◆ What the task asks: Beneath this sentence is a set of records; write each of them out exactly.

== Raw data

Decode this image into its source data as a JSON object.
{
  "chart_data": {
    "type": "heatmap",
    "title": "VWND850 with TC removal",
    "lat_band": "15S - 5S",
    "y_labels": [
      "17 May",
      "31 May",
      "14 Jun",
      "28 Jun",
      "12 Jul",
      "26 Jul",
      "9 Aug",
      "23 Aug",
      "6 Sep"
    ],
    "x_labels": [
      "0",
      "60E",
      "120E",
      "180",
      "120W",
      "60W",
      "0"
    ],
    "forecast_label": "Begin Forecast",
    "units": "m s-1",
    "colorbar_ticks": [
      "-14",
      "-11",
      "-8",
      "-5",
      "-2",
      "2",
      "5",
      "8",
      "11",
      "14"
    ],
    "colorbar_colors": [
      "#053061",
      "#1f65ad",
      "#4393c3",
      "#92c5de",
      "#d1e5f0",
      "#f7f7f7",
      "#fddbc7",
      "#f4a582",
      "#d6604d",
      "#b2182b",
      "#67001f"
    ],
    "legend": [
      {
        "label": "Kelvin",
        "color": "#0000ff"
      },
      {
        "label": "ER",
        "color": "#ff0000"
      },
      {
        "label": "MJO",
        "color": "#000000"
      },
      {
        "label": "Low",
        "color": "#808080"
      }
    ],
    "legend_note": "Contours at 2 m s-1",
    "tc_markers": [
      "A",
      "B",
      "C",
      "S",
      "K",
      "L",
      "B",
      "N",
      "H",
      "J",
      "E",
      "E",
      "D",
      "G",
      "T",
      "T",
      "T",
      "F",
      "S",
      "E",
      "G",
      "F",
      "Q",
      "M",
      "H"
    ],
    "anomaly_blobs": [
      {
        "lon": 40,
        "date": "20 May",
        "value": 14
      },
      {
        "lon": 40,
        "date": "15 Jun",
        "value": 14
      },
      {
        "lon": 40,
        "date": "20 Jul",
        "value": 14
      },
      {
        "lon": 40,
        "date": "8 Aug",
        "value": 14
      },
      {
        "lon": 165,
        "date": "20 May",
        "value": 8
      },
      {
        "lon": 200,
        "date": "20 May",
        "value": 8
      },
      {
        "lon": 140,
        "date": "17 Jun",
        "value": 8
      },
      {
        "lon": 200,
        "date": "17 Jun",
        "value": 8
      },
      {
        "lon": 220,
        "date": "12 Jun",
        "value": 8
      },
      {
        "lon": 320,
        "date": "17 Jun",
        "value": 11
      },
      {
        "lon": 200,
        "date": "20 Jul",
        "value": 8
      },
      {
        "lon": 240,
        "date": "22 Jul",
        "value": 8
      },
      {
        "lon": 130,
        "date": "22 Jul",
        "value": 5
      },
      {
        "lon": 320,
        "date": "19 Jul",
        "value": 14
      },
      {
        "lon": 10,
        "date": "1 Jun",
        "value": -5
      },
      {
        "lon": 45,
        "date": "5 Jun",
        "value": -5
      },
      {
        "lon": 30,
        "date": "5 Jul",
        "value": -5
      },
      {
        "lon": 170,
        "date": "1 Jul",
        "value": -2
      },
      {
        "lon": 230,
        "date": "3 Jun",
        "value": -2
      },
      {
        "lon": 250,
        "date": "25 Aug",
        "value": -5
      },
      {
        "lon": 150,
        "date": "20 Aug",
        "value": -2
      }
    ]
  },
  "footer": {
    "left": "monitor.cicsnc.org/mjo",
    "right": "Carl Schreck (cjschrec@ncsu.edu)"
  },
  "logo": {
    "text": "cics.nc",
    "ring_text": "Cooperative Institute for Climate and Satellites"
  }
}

====

◆ Written response:
Decode this image into its source data as a JSON object.
{
  "chart_data": {
    "type": "heatmap",
    "title": "VWND850 with TC removal",
    "lat_band": "15S - 5S",
    "y_labels": [
      "17 May",
      "31 May",
      "14 Jun",
      "28 Jun",
      "12 Jul",
      "26 Jul",
      "9 Aug",
      "23 Aug",
      "6 Sep"
    ],
    "x_labels": [
      "0",
      "60E",
      "120E",
      "180",
      "120W",
      "60W",
      "0"
    ],
    "forecast_label": "Begin Forecast",
    "units": "m s-1",
    "colorbar_ticks": [
      "-14",
      "-11",
      "-8",
      "-5",
      "-2",
      "2",
      "5",
      "8",
      "11",
      "14"
    ],
    "colorbar_colors": [
      "#053061",
      "#1f65ad",
      "#4393c3",
      "#92c5de",
      "#d1e5f0",
      "#f7f7f7",
      "#fddbc7",
      "#f4a582",
      "#d6604d",
      "#b2182b",
      "#67001f"
    ],
    "legend": [
      {
        "label": "Kelvin",
        "color": "#0000ff"
      },
      {
        "label": "ER",
        "color": "#ff0000"
      },
      {
        "label": "MJO",
        "color": "#000000"
      },
      {
        "label": "Low",
        "color": "#808080"
      }
    ],
    "legend_note": "Contours at 2 m s-1",
    "tc_markers": [
      "A",
      "B",
      "C",
      "S",
      "K",
      "L",
      "B",
      "N",
      "H",
      "J",
      "E",
      "E",
      "D",
      "G",
      "T",
      "T",
      "T",
      "F",
      "S",
      "E",
      "G",
      "F",
      "Q",
      "M",
      "H"
    ],
    "anomaly_blobs": [
      {
        "lon": 40,
        "date": "20 May",
        "value": 14
      },
      {
        "lon": 40,
        "date": "15 Jun",
        "value": 14
      },
      {
        "lon": 40,
        "date": "20 Jul",
        "value": 14
      },
      {
        "lon": 40,
        "date": "8 Aug",
        "value": 14
      },
      {
        "lon": 165,
        "date": "20 May",
        "value": 8
      },
      {
        "lon": 200,
        "date": "20 May",
        "value": 8
      },
      {
        "lon": 140,
        "date": "17 Jun",
        "value": 8
      },
      {
        "lon": 200,
        "date": "17 Jun",
        "value": 8
      },
      {
        "lon": 220,
        "date": "12 Jun",
        "value": 8
      },
      {
        "lon": 320,
        "date": "17 Jun",
        "value": 11
      },
      {
        "lon": 200,
        "date": "20 Jul",
        "value": 8
      },
      {
        "lon": 240,
        "date": "22 Jul",
        "value": 8
      },
      {
        "lon": 130,
        "date": "22 Jul",
        "value": 5
      },
      {
        "lon": 320,
        "date": "19 Jul",
        "value": 14
      },
      {
        "lon": 10,
        "date": "1 Jun",
        "value": -5
      },
      {
        "lon": 45,
        "date": "5 Jun",
        "value": -5
      },
      {
        "lon": 30,
        "date": "5 Jul",
        "value": -5
      },
      {
        "lon": 170,
        "date": "1 Jul",
        "value": -2
      },
      {
        "lon": 230,
        "date": "3 Jun",
        "value": -2
      },
      {
        "lon": 250,
        "date": "25 Aug",
        "value": -5
      },
      {
        "lon": 150,
        "date": "20 Aug",
        "value": -2
      }
    ]
  },
  "footer": {
    "left": "monitor.cicsnc.org/mjo",
    "right": "Carl Schreck (cjschrec@ncsu.edu)"
  },
  "logo": {
    "text": "cics.nc",
    "ring_text": "Cooperative Institute for Climate and Satellites"
  }
}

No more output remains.